Copy out each line below that has the word "background" in it.
==== DATASET RECORDS
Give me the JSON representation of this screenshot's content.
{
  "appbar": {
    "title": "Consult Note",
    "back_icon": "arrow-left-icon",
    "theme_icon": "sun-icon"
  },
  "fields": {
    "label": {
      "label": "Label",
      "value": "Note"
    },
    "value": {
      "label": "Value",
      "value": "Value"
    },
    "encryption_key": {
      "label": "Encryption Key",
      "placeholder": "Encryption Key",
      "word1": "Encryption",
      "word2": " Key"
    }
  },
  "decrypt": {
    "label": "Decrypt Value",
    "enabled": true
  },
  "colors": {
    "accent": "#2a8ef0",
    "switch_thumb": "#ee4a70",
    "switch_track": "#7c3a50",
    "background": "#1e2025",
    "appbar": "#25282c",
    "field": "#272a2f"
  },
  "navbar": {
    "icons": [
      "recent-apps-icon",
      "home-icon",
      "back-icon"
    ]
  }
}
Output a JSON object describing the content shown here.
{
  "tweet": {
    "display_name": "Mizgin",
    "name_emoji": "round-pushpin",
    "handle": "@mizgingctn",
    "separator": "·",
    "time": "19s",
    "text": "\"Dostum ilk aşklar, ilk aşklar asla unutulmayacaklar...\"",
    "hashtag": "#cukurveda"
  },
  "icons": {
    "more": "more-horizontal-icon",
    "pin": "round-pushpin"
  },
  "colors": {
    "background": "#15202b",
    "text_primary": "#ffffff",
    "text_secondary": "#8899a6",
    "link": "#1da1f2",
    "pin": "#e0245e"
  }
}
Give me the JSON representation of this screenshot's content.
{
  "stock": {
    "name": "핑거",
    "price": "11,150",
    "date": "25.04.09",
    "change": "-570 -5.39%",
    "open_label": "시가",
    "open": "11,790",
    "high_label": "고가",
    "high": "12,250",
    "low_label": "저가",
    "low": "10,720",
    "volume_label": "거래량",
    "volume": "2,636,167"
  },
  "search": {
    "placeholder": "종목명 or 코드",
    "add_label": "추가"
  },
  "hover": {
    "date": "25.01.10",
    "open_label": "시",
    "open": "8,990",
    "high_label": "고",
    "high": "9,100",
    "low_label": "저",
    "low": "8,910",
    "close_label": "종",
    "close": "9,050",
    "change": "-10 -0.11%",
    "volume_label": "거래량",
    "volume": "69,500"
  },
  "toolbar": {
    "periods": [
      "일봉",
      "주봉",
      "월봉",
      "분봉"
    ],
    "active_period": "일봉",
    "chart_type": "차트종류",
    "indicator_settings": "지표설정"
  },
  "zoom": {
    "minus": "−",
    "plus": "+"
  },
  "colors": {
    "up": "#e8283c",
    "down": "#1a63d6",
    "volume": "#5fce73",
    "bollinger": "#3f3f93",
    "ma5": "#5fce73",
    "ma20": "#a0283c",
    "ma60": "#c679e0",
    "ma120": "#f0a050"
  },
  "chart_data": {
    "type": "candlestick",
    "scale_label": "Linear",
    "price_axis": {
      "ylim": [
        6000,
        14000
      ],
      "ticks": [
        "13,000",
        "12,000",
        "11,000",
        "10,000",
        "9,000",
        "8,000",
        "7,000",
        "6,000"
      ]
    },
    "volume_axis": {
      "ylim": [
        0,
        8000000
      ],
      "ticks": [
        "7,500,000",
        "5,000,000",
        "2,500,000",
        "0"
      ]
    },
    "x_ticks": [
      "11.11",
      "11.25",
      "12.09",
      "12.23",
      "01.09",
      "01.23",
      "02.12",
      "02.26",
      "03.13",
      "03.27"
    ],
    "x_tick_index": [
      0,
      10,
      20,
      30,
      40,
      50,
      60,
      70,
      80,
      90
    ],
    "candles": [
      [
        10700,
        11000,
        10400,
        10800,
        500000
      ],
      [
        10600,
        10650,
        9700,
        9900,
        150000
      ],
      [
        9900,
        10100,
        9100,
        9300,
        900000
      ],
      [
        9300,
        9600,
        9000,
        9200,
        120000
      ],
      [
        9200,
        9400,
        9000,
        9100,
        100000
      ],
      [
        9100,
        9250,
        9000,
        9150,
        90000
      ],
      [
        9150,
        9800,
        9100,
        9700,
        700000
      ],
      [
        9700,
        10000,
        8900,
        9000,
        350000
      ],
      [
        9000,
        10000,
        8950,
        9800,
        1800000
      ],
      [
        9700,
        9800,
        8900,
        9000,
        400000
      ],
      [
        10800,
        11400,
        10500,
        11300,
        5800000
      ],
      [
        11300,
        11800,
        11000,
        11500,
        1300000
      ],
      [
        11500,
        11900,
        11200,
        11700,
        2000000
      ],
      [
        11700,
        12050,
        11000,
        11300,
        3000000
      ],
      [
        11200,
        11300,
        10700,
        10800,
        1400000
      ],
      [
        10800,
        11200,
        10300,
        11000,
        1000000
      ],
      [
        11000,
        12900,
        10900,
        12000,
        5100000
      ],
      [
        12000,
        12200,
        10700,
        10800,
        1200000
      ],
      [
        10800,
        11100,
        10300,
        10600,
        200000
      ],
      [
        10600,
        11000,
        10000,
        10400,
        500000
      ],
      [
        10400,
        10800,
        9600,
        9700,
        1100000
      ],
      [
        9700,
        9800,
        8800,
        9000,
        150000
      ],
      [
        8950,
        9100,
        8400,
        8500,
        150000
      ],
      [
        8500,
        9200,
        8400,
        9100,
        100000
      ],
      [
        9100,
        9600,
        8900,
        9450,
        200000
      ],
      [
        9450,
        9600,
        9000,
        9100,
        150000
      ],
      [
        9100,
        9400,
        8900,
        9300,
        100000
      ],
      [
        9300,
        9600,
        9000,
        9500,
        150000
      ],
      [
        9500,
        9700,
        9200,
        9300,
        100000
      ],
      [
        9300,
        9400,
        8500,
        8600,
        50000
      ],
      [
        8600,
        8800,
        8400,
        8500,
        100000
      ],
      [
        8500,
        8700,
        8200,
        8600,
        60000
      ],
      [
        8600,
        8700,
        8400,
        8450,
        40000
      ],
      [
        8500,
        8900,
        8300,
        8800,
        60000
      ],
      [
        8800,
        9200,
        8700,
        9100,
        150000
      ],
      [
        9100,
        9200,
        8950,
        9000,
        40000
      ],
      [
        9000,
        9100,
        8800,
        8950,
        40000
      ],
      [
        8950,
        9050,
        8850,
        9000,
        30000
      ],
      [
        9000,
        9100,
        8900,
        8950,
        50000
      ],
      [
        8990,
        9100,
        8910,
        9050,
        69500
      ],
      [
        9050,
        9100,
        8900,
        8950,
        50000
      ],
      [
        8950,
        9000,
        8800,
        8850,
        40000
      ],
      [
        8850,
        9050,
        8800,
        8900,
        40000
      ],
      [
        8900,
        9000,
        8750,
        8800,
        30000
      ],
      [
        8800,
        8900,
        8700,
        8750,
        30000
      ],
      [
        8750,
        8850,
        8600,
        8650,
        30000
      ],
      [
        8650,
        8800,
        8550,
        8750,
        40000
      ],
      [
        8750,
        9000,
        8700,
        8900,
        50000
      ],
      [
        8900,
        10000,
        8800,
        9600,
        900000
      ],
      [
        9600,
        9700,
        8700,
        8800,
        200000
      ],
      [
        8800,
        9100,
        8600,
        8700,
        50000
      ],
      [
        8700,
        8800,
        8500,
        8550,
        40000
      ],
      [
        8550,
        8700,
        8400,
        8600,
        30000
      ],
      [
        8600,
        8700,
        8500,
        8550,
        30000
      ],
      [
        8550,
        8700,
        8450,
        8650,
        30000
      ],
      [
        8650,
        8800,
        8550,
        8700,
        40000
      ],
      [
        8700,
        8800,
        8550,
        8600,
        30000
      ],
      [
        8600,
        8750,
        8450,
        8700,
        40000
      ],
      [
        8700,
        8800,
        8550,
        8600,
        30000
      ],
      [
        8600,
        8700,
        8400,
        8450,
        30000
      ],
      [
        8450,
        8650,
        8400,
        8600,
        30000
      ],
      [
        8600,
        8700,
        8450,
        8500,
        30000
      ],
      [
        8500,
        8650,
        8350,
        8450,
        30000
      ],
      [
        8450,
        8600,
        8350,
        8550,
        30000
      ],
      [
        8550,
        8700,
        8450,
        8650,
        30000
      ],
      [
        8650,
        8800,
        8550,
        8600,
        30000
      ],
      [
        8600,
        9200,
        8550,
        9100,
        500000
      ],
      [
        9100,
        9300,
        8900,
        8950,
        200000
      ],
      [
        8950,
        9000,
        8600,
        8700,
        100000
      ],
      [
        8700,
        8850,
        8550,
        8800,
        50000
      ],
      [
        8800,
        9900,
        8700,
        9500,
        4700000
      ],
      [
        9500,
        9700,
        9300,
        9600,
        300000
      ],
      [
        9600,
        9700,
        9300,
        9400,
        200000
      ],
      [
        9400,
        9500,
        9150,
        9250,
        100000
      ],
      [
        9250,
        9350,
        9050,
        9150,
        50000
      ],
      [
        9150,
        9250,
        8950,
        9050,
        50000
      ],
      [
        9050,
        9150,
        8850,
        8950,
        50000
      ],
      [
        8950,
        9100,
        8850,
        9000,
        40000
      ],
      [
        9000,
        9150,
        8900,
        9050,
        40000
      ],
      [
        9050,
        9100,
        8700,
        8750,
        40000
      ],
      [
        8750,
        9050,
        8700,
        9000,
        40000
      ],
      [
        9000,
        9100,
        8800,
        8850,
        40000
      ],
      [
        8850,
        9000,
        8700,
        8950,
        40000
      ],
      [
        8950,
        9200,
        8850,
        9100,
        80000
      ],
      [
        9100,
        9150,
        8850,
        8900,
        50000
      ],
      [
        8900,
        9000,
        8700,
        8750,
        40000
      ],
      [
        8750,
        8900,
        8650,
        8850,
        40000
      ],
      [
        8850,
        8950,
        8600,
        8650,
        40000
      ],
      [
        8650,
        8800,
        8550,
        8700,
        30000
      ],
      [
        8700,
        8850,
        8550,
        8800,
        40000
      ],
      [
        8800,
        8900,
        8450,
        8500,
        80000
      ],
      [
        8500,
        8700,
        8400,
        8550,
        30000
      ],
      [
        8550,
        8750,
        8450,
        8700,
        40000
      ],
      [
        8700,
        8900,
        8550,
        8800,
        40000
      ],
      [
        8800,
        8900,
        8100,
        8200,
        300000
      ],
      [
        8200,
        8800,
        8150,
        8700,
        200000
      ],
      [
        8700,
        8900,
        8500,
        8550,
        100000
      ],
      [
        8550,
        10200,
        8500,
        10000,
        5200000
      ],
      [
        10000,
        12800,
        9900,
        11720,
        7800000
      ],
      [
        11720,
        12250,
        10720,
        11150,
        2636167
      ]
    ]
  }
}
========
THE SOLUTION:
    "background": "#1e2025",
    "background": "#15202b",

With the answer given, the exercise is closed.